Work required. The records below hold pictures; please leave those out and retype the rest exactly.

Stored entries
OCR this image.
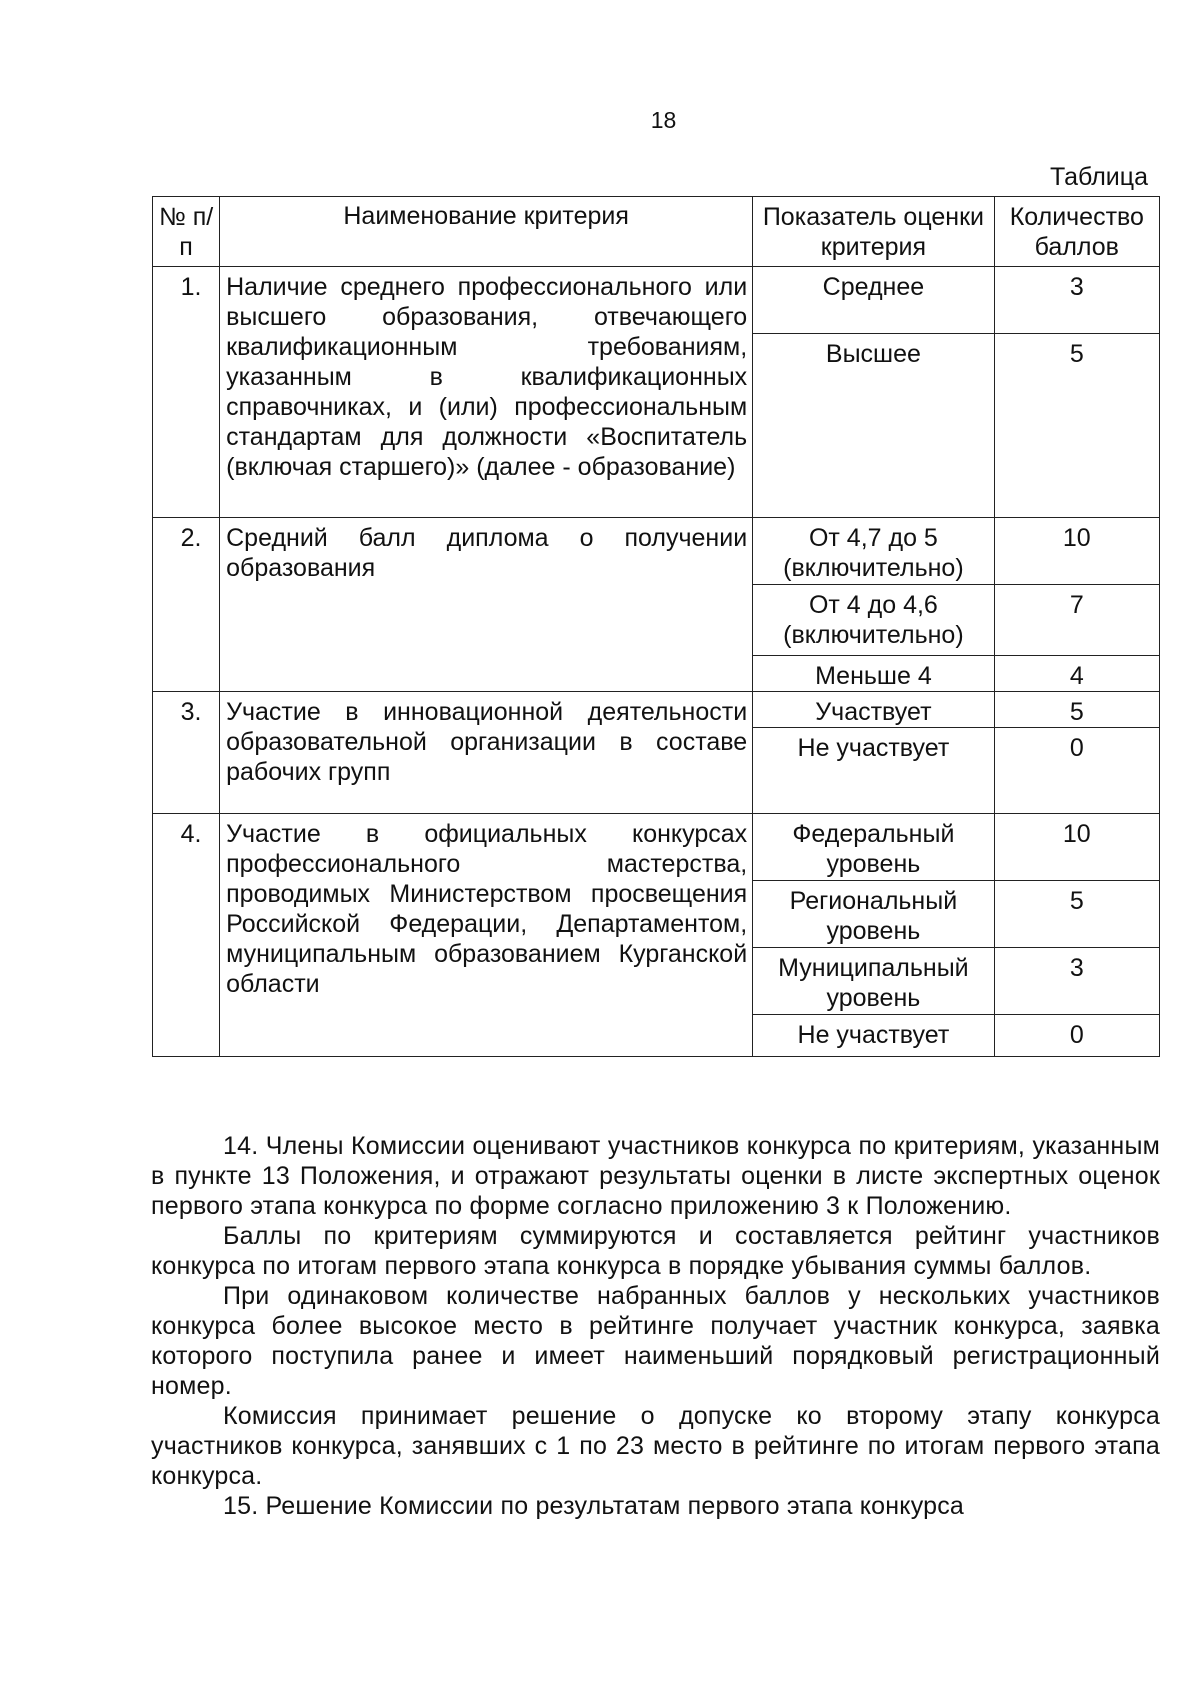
18
Таблица
№ п/п	Наименование критерия	Показатель оценки критерия	Количество баллов
1.	Наличие среднего профессионального или высшего образования, отвечающего квалификационным требованиям, указанным в квалификационных справочниках, и (или) профессиональным стандартам для должности «Воспитатель (включая старшего)» (далее - образование)	Среднее	3
		Высшее	5
2.	Средний балл диплома о получении образования	От 4,7 до 5 (включительно)	10
		От 4 до 4,6 (включительно)	7
		Меньше 4	4
3.	Участие в инновационной деятельности образовательной организации в составе рабочих групп	Участвует	5
		Не участвует	0
4.	Участие в официальных конкурсах профессионального мастерства, проводимых Министерством просвещения Российской Федерации, Департаментом, муниципальным образованием Курганской области	Федеральный уровень	10
		Региональный уровень	5
		Муниципальный уровень	3
		Не участвует	0

14. Члены Комиссии оценивают участников конкурса по критериям, указанным в пункте 13 Положения, и отражают результаты оценки в листе экспертных оценок первого этапа конкурса по форме согласно приложению 3 к Положению.

Баллы по критериям суммируются и составляется рейтинг участников конкурса по итогам первого этапа конкурса в порядке убывания суммы баллов.

При одинаковом количестве набранных баллов у нескольких участников конкурса более высокое место в рейтинге получает участник конкурса, заявка которого поступила ранее и имеет наименьший порядковый регистрационный номер.

Комиссия принимает решение о допуске ко второму этапу конкурса участников конкурса, занявших с 1 по 23 место в рейтинге по итогам первого этапа конкурса.

15. Решение Комиссии по результатам первого этапа конкурса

The solution.
OCR this image.
18
Таблица
№ п/п	Наименование критерия	Показатель оценки критерия	Количество баллов
1.	Наличие среднего профессионального или высшего образования, отвечающего квалификационным требованиям, указанным в квалификационных справочниках, и (или) профессиональным стандартам для должности «Воспитатель (включая старшего)» (далее - образование)	Среднее	3
		Высшее	5
2.	Средний балл диплома о получении образования	От 4,7 до 5 (включительно)	10
		От 4 до 4,6 (включительно)	7
		Меньше 4	4
3.	Участие в инновационной деятельности образовательной организации в составе рабочих групп	Участвует	5
		Не участвует	0
4.	Участие в официальных конкурсах профессионального мастерства, проводимых Министерством просвещения Российской Федерации, Департаментом, муниципальным образованием Курганской области	Федеральный уровень	10
		Региональный уровень	5
		Муниципальный уровень	3
		Не участвует	0

14. Члены Комиссии оценивают участников конкурса по критериям, указанным в пункте 13 Положения, и отражают результаты оценки в листе экспертных оценок первого этапа конкурса по форме согласно приложению 3 к Положению.

Баллы по критериям суммируются и составляется рейтинг участников конкурса по итогам первого этапа конкурса в порядке убывания суммы баллов.

При одинаковом количестве набранных баллов у нескольких участников конкурса более высокое место в рейтинге получает участник конкурса, заявка которого поступила ранее и имеет наименьший порядковый регистрационный номер.

Комиссия принимает решение о допуске ко второму этапу конкурса участников конкурса, занявших с 1 по 23 место в рейтинге по итогам первого этапа конкурса.

15. Решение Комиссии по результатам первого этапа конкурса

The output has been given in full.